## Written task
Below, find each line holding "soal" and state how many there are, using the number alone.

## Input material
══════════════════════════════

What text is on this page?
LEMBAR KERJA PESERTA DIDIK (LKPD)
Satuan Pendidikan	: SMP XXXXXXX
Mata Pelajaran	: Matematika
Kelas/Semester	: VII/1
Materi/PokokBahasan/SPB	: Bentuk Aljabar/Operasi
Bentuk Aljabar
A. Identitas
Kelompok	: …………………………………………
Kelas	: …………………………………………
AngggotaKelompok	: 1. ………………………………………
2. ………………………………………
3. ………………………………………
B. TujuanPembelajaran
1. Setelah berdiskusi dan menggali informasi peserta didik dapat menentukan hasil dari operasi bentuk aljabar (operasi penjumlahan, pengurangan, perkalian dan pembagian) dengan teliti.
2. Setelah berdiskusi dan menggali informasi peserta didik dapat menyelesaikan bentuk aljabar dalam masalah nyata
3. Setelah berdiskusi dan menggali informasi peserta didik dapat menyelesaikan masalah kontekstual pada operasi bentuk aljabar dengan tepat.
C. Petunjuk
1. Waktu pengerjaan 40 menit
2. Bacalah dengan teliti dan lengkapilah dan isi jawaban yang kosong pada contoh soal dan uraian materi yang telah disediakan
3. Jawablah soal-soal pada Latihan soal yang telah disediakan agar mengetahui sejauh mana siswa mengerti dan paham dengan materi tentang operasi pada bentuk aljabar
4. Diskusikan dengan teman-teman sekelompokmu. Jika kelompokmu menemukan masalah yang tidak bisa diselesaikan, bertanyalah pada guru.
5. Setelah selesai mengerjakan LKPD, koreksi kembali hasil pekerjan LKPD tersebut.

══════════════════════════════

## Result of the task
2